*GIVEN INSTRUCTION*: Write out the whole listing again, exactly.

*PROVIDED MATERIAL*:
** begin **
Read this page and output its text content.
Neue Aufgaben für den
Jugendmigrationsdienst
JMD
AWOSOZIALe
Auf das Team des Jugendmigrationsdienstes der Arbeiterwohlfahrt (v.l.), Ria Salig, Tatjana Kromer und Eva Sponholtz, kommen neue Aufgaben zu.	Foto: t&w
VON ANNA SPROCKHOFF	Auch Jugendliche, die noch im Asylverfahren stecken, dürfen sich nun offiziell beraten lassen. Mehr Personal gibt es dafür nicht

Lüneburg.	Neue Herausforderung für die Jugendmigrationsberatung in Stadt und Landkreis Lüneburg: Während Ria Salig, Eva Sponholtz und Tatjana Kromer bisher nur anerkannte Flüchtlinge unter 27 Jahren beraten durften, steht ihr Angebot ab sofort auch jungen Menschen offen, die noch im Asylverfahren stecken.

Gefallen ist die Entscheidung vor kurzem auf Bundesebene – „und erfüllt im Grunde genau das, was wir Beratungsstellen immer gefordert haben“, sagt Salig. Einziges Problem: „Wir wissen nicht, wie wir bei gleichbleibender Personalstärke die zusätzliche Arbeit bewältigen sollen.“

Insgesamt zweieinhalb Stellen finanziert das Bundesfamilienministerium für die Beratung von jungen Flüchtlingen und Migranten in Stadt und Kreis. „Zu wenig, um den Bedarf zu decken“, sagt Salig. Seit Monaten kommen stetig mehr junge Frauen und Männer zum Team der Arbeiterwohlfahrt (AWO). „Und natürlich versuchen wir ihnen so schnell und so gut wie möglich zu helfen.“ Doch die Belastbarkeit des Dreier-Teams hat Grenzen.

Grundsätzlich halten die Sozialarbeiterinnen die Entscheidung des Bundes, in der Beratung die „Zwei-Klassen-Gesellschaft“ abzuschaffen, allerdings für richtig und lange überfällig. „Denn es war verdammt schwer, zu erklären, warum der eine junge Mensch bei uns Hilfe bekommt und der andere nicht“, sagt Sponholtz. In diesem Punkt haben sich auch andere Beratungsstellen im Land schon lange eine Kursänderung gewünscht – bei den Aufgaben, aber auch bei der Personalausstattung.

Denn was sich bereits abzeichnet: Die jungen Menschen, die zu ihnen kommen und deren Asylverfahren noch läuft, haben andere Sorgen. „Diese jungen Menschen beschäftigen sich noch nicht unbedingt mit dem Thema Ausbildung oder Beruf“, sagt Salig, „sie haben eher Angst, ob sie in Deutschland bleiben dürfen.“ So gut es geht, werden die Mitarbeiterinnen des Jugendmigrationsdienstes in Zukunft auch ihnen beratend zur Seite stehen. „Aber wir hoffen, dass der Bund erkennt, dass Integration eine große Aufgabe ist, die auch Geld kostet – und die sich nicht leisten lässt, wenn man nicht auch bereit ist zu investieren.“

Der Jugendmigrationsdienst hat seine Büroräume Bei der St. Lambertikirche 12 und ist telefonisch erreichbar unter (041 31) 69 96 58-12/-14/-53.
** end **
*FULL SOLUTION*:
Read this page and output its text content.
Neue Aufgaben für den
Jugendmigrationsdienst
JMD
AWOSOZIALe
Auf das Team des Jugendmigrationsdienstes der Arbeiterwohlfahrt (v.l.), Ria Salig, Tatjana Kromer und Eva Sponholtz, kommen neue Aufgaben zu.	Foto: t&w
VON ANNA SPROCKHOFF	Auch Jugendliche, die noch im Asylverfahren stecken, dürfen sich nun offiziell beraten lassen. Mehr Personal gibt es dafür nicht

Lüneburg.	Neue Herausforderung für die Jugendmigrationsberatung in Stadt und Landkreis Lüneburg: Während Ria Salig, Eva Sponholtz und Tatjana Kromer bisher nur anerkannte Flüchtlinge unter 27 Jahren beraten durften, steht ihr Angebot ab sofort auch jungen Menschen offen, die noch im Asylverfahren stecken.

Gefallen ist die Entscheidung vor kurzem auf Bundesebene – „und erfüllt im Grunde genau das, was wir Beratungsstellen immer gefordert haben“, sagt Salig. Einziges Problem: „Wir wissen nicht, wie wir bei gleichbleibender Personalstärke die zusätzliche Arbeit bewältigen sollen.“

Insgesamt zweieinhalb Stellen finanziert das Bundesfamilienministerium für die Beratung von jungen Flüchtlingen und Migranten in Stadt und Kreis. „Zu wenig, um den Bedarf zu decken“, sagt Salig. Seit Monaten kommen stetig mehr junge Frauen und Männer zum Team der Arbeiterwohlfahrt (AWO). „Und natürlich versuchen wir ihnen so schnell und so gut wie möglich zu helfen.“ Doch die Belastbarkeit des Dreier-Teams hat Grenzen.

Grundsätzlich halten die Sozialarbeiterinnen die Entscheidung des Bundes, in der Beratung die „Zwei-Klassen-Gesellschaft“ abzuschaffen, allerdings für richtig und lange überfällig. „Denn es war verdammt schwer, zu erklären, warum der eine junge Mensch bei uns Hilfe bekommt und der andere nicht“, sagt Sponholtz. In diesem Punkt haben sich auch andere Beratungsstellen im Land schon lange eine Kursänderung gewünscht – bei den Aufgaben, aber auch bei der Personalausstattung.

Denn was sich bereits abzeichnet: Die jungen Menschen, die zu ihnen kommen und deren Asylverfahren noch läuft, haben andere Sorgen. „Diese jungen Menschen beschäftigen sich noch nicht unbedingt mit dem Thema Ausbildung oder Beruf“, sagt Salig, „sie haben eher Angst, ob sie in Deutschland bleiben dürfen.“ So gut es geht, werden die Mitarbeiterinnen des Jugendmigrationsdienstes in Zukunft auch ihnen beratend zur Seite stehen. „Aber wir hoffen, dass der Bund erkennt, dass Integration eine große Aufgabe ist, die auch Geld kostet – und die sich nicht leisten lässt, wenn man nicht auch bereit ist zu investieren.“

Der Jugendmigrationsdienst hat seine Büroräume Bei der St. Lambertikirche 12 und ist telefonisch erreichbar unter (041 31) 69 96 58-12/-14/-53.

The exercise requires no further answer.